### Challenge
Say how many lines include the word "operation". Reply with nothing but the number.

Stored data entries
►

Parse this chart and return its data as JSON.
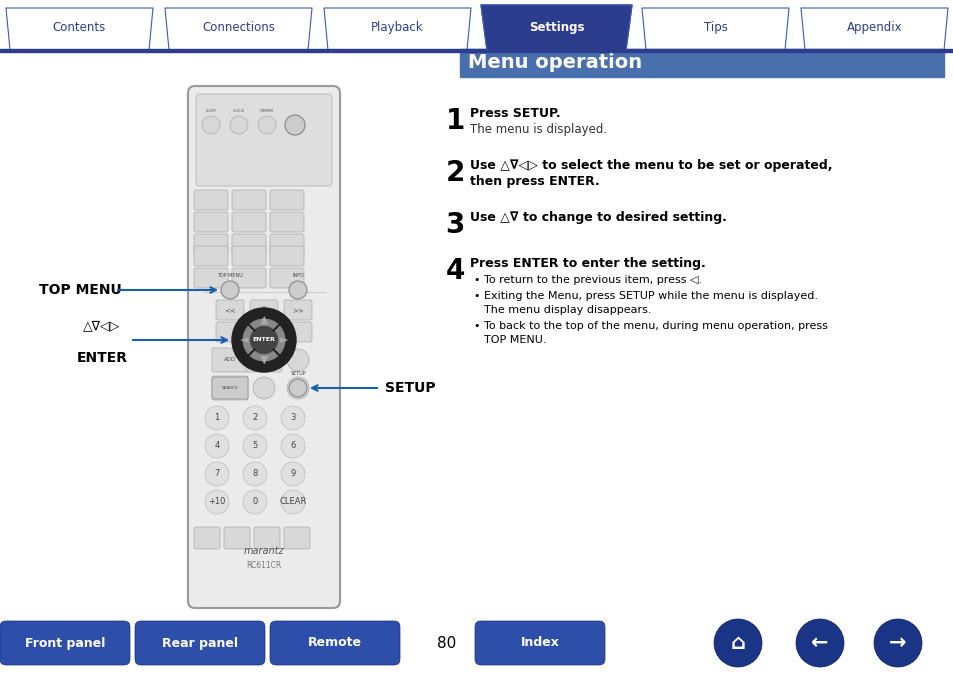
{
  "title": "Menu operation",
  "title_bg": "#4a6fad",
  "title_color": "#ffffff",
  "page_bg": "#ffffff",
  "tab_labels": [
    "Contents",
    "Connections",
    "Playback",
    "Settings",
    "Tips",
    "Appendix"
  ],
  "active_tab": 3,
  "tab_bg_active": "#2d3d8e",
  "tab_bg_inactive": "#ffffff",
  "tab_border": "#3a5bb5",
  "tab_text_active": "#ffffff",
  "tab_text_inactive": "#2d3d8e",
  "header_line_color": "#2d3d8e",
  "nav_btn_color": "#2d4faa",
  "icon_btn_color": "#1a3585",
  "step1_bold": "Press SETUP.",
  "step1_normal": "The menu is displayed.",
  "step2_bold": "Use △∇◁▷ to select the menu to be set or operated,",
  "step2_bold2": "then press ENTER.",
  "step3_bold": "Use △∇ to change to desired setting.",
  "step4_bold": "Press ENTER to enter the setting.",
  "bullet1": "To return to the previous item, press ◁.",
  "bullet2a": "Exiting the Menu, press SETUP while the menu is displayed.",
  "bullet2b": "The menu display disappears.",
  "bullet3a": "To back to the top of the menu, during menu operation, press",
  "bullet3b": "TOP MENU.",
  "label_topmenu": "TOP MENU",
  "label_arrows": "△∇◁▷",
  "label_enter": "ENTER",
  "label_setup": "SETUP",
  "nav_buttons": [
    "Front panel",
    "Rear panel",
    "Remote",
    "Index"
  ],
  "page_number": "80"
}
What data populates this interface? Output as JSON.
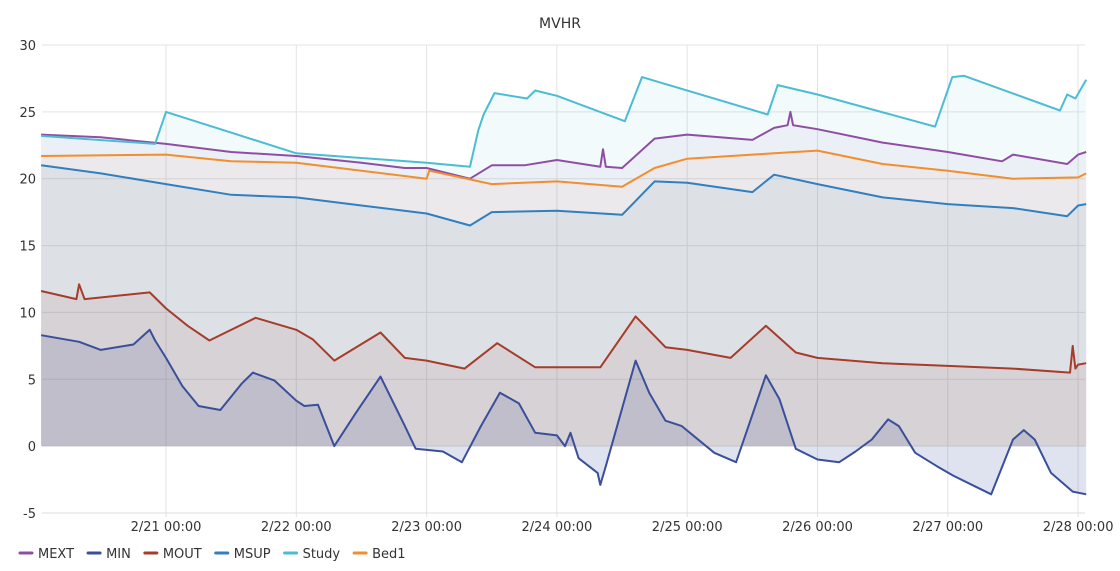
{
  "chart_data": {
    "type": "line",
    "title": "MVHR",
    "xlabel": "",
    "ylabel": "",
    "ylim": [
      -5,
      30
    ],
    "yticks": [
      -5,
      0,
      5,
      10,
      15,
      20,
      25,
      30
    ],
    "xlim": [
      "2/20 01:00",
      "2/28 01:30"
    ],
    "xticks": [
      "2/21 00:00",
      "2/22 00:00",
      "2/23 00:00",
      "2/24 00:00",
      "2/25 00:00",
      "2/26 00:00",
      "2/27 00:00",
      "2/28 00:00"
    ],
    "grid": true,
    "legend_position": "bottom-left",
    "area_fill": true,
    "series": [
      {
        "name": "MEXT",
        "color": "#8e4fa3",
        "points": [
          [
            "2/20 01:00",
            23.3
          ],
          [
            "2/20 12:00",
            23.1
          ],
          [
            "2/21 00:00",
            22.6
          ],
          [
            "2/21 12:00",
            22.0
          ],
          [
            "2/22 00:00",
            21.7
          ],
          [
            "2/22 12:00",
            21.2
          ],
          [
            "2/22 20:00",
            20.8
          ],
          [
            "2/23 00:00",
            20.8
          ],
          [
            "2/23 08:00",
            20.0
          ],
          [
            "2/23 12:00",
            21.0
          ],
          [
            "2/23 18:00",
            21.0
          ],
          [
            "2/24 00:00",
            21.4
          ],
          [
            "2/24 08:00",
            20.9
          ],
          [
            "2/24 08:30",
            22.2
          ],
          [
            "2/24 09:00",
            20.9
          ],
          [
            "2/24 12:00",
            20.8
          ],
          [
            "2/24 18:00",
            23.0
          ],
          [
            "2/25 00:00",
            23.3
          ],
          [
            "2/25 12:00",
            22.9
          ],
          [
            "2/25 16:00",
            23.8
          ],
          [
            "2/25 18:30",
            24.0
          ],
          [
            "2/25 19:00",
            25.0
          ],
          [
            "2/25 19:30",
            24.0
          ],
          [
            "2/26 00:00",
            23.7
          ],
          [
            "2/26 12:00",
            22.7
          ],
          [
            "2/27 00:00",
            22.0
          ],
          [
            "2/27 10:00",
            21.3
          ],
          [
            "2/27 12:00",
            21.8
          ],
          [
            "2/27 22:00",
            21.1
          ],
          [
            "2/28 00:00",
            21.8
          ],
          [
            "2/28 01:30",
            22.0
          ]
        ]
      },
      {
        "name": "MIN",
        "color": "#3a4f9a",
        "points": [
          [
            "2/20 01:00",
            8.3
          ],
          [
            "2/20 08:00",
            7.8
          ],
          [
            "2/20 12:00",
            7.2
          ],
          [
            "2/20 18:00",
            7.6
          ],
          [
            "2/20 21:00",
            8.7
          ],
          [
            "2/20 22:00",
            7.9
          ],
          [
            "2/21 00:00",
            6.6
          ],
          [
            "2/21 03:00",
            4.5
          ],
          [
            "2/21 06:00",
            3.0
          ],
          [
            "2/21 10:00",
            2.7
          ],
          [
            "2/21 14:00",
            4.7
          ],
          [
            "2/21 16:00",
            5.5
          ],
          [
            "2/21 20:00",
            4.9
          ],
          [
            "2/22 00:00",
            3.4
          ],
          [
            "2/22 01:30",
            3.0
          ],
          [
            "2/22 04:00",
            3.1
          ],
          [
            "2/22 07:00",
            0.0
          ],
          [
            "2/22 11:00",
            2.5
          ],
          [
            "2/22 15:30",
            5.2
          ],
          [
            "2/22 20:00",
            1.5
          ],
          [
            "2/22 22:00",
            -0.2
          ],
          [
            "2/23 03:00",
            -0.4
          ],
          [
            "2/23 06:30",
            -1.2
          ],
          [
            "2/23 10:00",
            1.5
          ],
          [
            "2/23 13:30",
            4.0
          ],
          [
            "2/23 17:00",
            3.2
          ],
          [
            "2/23 20:00",
            1.0
          ],
          [
            "2/24 00:00",
            0.8
          ],
          [
            "2/24 01:30",
            0.0
          ],
          [
            "2/24 02:30",
            1.0
          ],
          [
            "2/24 04:00",
            -0.9
          ],
          [
            "2/24 07:30",
            -2.0
          ],
          [
            "2/24 08:00",
            -2.9
          ],
          [
            "2/24 09:00",
            -1.5
          ],
          [
            "2/24 14:30",
            6.4
          ],
          [
            "2/24 17:00",
            4.0
          ],
          [
            "2/24 20:00",
            1.9
          ],
          [
            "2/24 23:00",
            1.5
          ],
          [
            "2/25 05:00",
            -0.5
          ],
          [
            "2/25 09:00",
            -1.2
          ],
          [
            "2/25 14:30",
            5.3
          ],
          [
            "2/25 17:00",
            3.5
          ],
          [
            "2/25 20:00",
            -0.2
          ],
          [
            "2/26 00:00",
            -1.0
          ],
          [
            "2/26 04:00",
            -1.2
          ],
          [
            "2/26 07:00",
            -0.4
          ],
          [
            "2/26 10:00",
            0.5
          ],
          [
            "2/26 13:00",
            2.0
          ],
          [
            "2/26 15:00",
            1.5
          ],
          [
            "2/26 18:00",
            -0.5
          ],
          [
            "2/26 22:00",
            -1.5
          ],
          [
            "2/27 01:00",
            -2.2
          ],
          [
            "2/27 05:00",
            -3.0
          ],
          [
            "2/27 08:00",
            -3.6
          ],
          [
            "2/27 12:00",
            0.5
          ],
          [
            "2/27 14:00",
            1.2
          ],
          [
            "2/27 16:00",
            0.5
          ],
          [
            "2/27 19:00",
            -2.0
          ],
          [
            "2/27 23:00",
            -3.4
          ],
          [
            "2/28 01:30",
            -3.6
          ]
        ]
      },
      {
        "name": "MOUT",
        "color": "#a63c2a",
        "points": [
          [
            "2/20 01:00",
            11.6
          ],
          [
            "2/20 07:30",
            11.0
          ],
          [
            "2/20 08:00",
            12.1
          ],
          [
            "2/20 09:00",
            11.0
          ],
          [
            "2/20 21:00",
            11.5
          ],
          [
            "2/21 00:00",
            10.3
          ],
          [
            "2/21 04:00",
            9.0
          ],
          [
            "2/21 08:00",
            7.9
          ],
          [
            "2/21 16:30",
            9.6
          ],
          [
            "2/22 00:00",
            8.7
          ],
          [
            "2/22 03:00",
            8.0
          ],
          [
            "2/22 07:00",
            6.4
          ],
          [
            "2/22 15:30",
            8.5
          ],
          [
            "2/22 20:00",
            6.6
          ],
          [
            "2/23 00:00",
            6.4
          ],
          [
            "2/23 07:00",
            5.8
          ],
          [
            "2/23 13:00",
            7.7
          ],
          [
            "2/23 20:00",
            5.9
          ],
          [
            "2/24 00:00",
            5.9
          ],
          [
            "2/24 08:00",
            5.9
          ],
          [
            "2/24 14:30",
            9.7
          ],
          [
            "2/24 20:00",
            7.4
          ],
          [
            "2/25 00:00",
            7.2
          ],
          [
            "2/25 08:00",
            6.6
          ],
          [
            "2/25 14:30",
            9.0
          ],
          [
            "2/25 20:00",
            7.0
          ],
          [
            "2/26 00:00",
            6.6
          ],
          [
            "2/26 12:00",
            6.2
          ],
          [
            "2/27 00:00",
            6.0
          ],
          [
            "2/27 12:00",
            5.8
          ],
          [
            "2/27 22:30",
            5.5
          ],
          [
            "2/27 23:00",
            7.5
          ],
          [
            "2/27 23:30",
            5.8
          ],
          [
            "2/28 00:00",
            6.1
          ],
          [
            "2/28 01:30",
            6.2
          ]
        ]
      },
      {
        "name": "MSUP",
        "color": "#2f7fc1",
        "points": [
          [
            "2/20 01:00",
            21.0
          ],
          [
            "2/20 12:00",
            20.4
          ],
          [
            "2/21 00:00",
            19.6
          ],
          [
            "2/21 12:00",
            18.8
          ],
          [
            "2/22 00:00",
            18.6
          ],
          [
            "2/22 12:00",
            18.0
          ],
          [
            "2/23 00:00",
            17.4
          ],
          [
            "2/23 08:00",
            16.5
          ],
          [
            "2/23 12:00",
            17.5
          ],
          [
            "2/24 00:00",
            17.6
          ],
          [
            "2/24 12:00",
            17.3
          ],
          [
            "2/24 18:00",
            19.8
          ],
          [
            "2/25 00:00",
            19.7
          ],
          [
            "2/25 12:00",
            19.0
          ],
          [
            "2/25 16:00",
            20.3
          ],
          [
            "2/26 00:00",
            19.6
          ],
          [
            "2/26 12:00",
            18.6
          ],
          [
            "2/27 00:00",
            18.1
          ],
          [
            "2/27 12:00",
            17.8
          ],
          [
            "2/27 22:00",
            17.2
          ],
          [
            "2/28 00:00",
            18.0
          ],
          [
            "2/28 01:30",
            18.1
          ]
        ]
      },
      {
        "name": "Study",
        "color": "#4cbcd4",
        "points": [
          [
            "2/20 01:00",
            23.2
          ],
          [
            "2/20 22:00",
            22.6
          ],
          [
            "2/21 00:00",
            25.0
          ],
          [
            "2/22 00:00",
            21.9
          ],
          [
            "2/23 00:00",
            21.2
          ],
          [
            "2/23 08:00",
            20.9
          ],
          [
            "2/23 09:30",
            23.6
          ],
          [
            "2/23 10:30",
            24.8
          ],
          [
            "2/23 12:30",
            26.4
          ],
          [
            "2/23 18:30",
            26.0
          ],
          [
            "2/23 20:00",
            26.6
          ],
          [
            "2/24 00:00",
            26.2
          ],
          [
            "2/24 12:30",
            24.3
          ],
          [
            "2/24 15:40",
            27.6
          ],
          [
            "2/25 14:50",
            24.8
          ],
          [
            "2/25 16:40",
            27.0
          ],
          [
            "2/26 00:00",
            26.3
          ],
          [
            "2/26 21:40",
            23.9
          ],
          [
            "2/27 00:50",
            27.6
          ],
          [
            "2/27 03:00",
            27.7
          ],
          [
            "2/27 20:40",
            25.1
          ],
          [
            "2/27 22:00",
            26.3
          ],
          [
            "2/27 23:30",
            26.0
          ],
          [
            "2/28 01:30",
            27.4
          ]
        ]
      },
      {
        "name": "Bed1",
        "color": "#f28e2b",
        "points": [
          [
            "2/20 01:00",
            21.7
          ],
          [
            "2/21 00:00",
            21.8
          ],
          [
            "2/21 12:00",
            21.3
          ],
          [
            "2/22 00:00",
            21.2
          ],
          [
            "2/22 12:00",
            20.6
          ],
          [
            "2/23 00:00",
            20.0
          ],
          [
            "2/23 00:30",
            20.6
          ],
          [
            "2/23 12:00",
            19.6
          ],
          [
            "2/24 00:00",
            19.8
          ],
          [
            "2/24 12:00",
            19.4
          ],
          [
            "2/24 18:00",
            20.8
          ],
          [
            "2/25 00:00",
            21.5
          ],
          [
            "2/25 12:00",
            21.8
          ],
          [
            "2/26 00:00",
            22.1
          ],
          [
            "2/26 12:00",
            21.1
          ],
          [
            "2/27 00:00",
            20.6
          ],
          [
            "2/27 12:00",
            20.0
          ],
          [
            "2/28 00:00",
            20.1
          ],
          [
            "2/28 01:30",
            20.4
          ]
        ]
      }
    ]
  }
}
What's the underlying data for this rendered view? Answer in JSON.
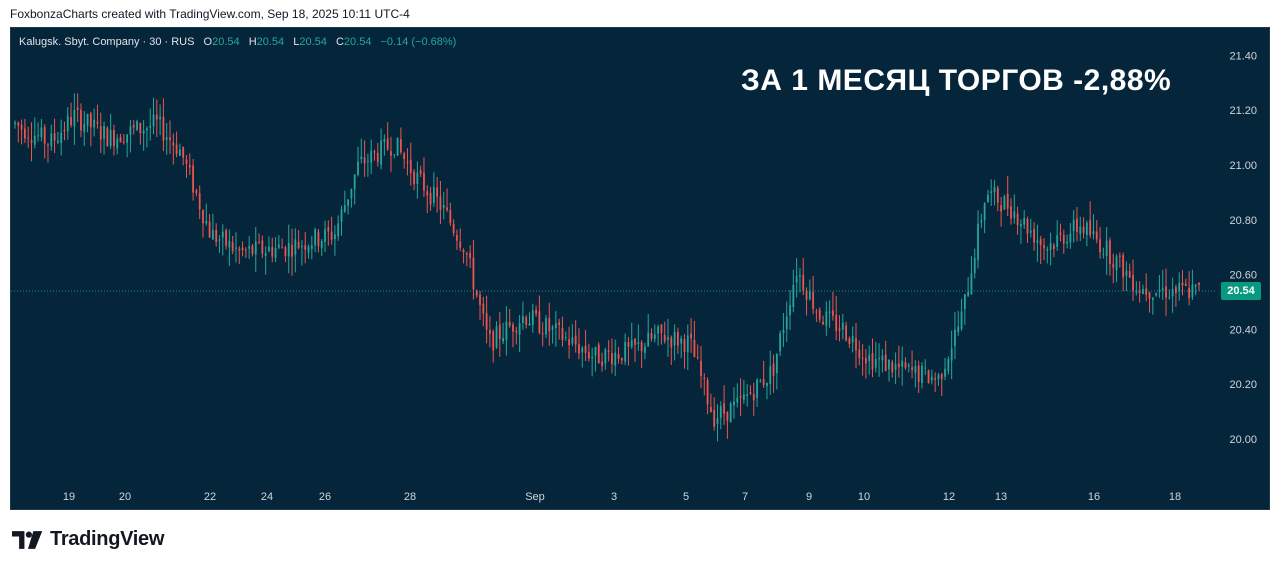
{
  "header": {
    "attribution": "FoxbonzaCharts created with TradingView.com, Sep 18, 2025 10:11 UTC-4"
  },
  "legend": {
    "symbol": "Kalugsk. Sbyt. Company · 30 · RUS",
    "open_label": "O",
    "open": "20.54",
    "high_label": "H",
    "high": "20.54",
    "low_label": "L",
    "low": "20.54",
    "close_label": "C",
    "close": "20.54",
    "change": "−0.14 (−0.68%)"
  },
  "headline": "ЗА 1 МЕСЯЦ ТОРГОВ -2,88%",
  "last_price_badge": "20.54",
  "footer": {
    "brand": "TradingView"
  },
  "colors": {
    "background": "#05263a",
    "up": "#26a69a",
    "down": "#ef5350",
    "text": "#e0e3eb",
    "badge": "#089981"
  },
  "chart_data": {
    "type": "candlestick",
    "symbol": "Kalugsk. Sbyt. Company",
    "timeframe": "30",
    "last_price": 20.54,
    "ylim": [
      19.85,
      21.5
    ],
    "y_ticks": [
      "21.40",
      "21.20",
      "21.00",
      "20.80",
      "20.60",
      "20.40",
      "20.20",
      "20.00"
    ],
    "x_ticks": [
      "19",
      "20",
      "22",
      "24",
      "26",
      "28",
      "Sep",
      "3",
      "5",
      "7",
      "9",
      "10",
      "12",
      "13",
      "16",
      "18"
    ],
    "path_estimate": [
      [
        0,
        21.15
      ],
      [
        0.03,
        21.08
      ],
      [
        0.05,
        21.18
      ],
      [
        0.08,
        21.1
      ],
      [
        0.12,
        21.15
      ],
      [
        0.14,
        21.05
      ],
      [
        0.165,
        20.75
      ],
      [
        0.19,
        20.68
      ],
      [
        0.23,
        20.7
      ],
      [
        0.27,
        20.75
      ],
      [
        0.29,
        21.0
      ],
      [
        0.32,
        21.08
      ],
      [
        0.34,
        20.95
      ],
      [
        0.36,
        20.85
      ],
      [
        0.38,
        20.7
      ],
      [
        0.4,
        20.35
      ],
      [
        0.43,
        20.45
      ],
      [
        0.46,
        20.38
      ],
      [
        0.49,
        20.3
      ],
      [
        0.52,
        20.32
      ],
      [
        0.545,
        20.38
      ],
      [
        0.57,
        20.35
      ],
      [
        0.59,
        20.08
      ],
      [
        0.61,
        20.12
      ],
      [
        0.64,
        20.25
      ],
      [
        0.66,
        20.62
      ],
      [
        0.68,
        20.45
      ],
      [
        0.7,
        20.4
      ],
      [
        0.72,
        20.3
      ],
      [
        0.75,
        20.25
      ],
      [
        0.78,
        20.22
      ],
      [
        0.8,
        20.45
      ],
      [
        0.82,
        20.9
      ],
      [
        0.84,
        20.85
      ],
      [
        0.87,
        20.7
      ],
      [
        0.9,
        20.78
      ],
      [
        0.92,
        20.7
      ],
      [
        0.95,
        20.55
      ],
      [
        0.98,
        20.54
      ],
      [
        1.0,
        20.54
      ]
    ]
  }
}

◄

### Solution to this exercise
2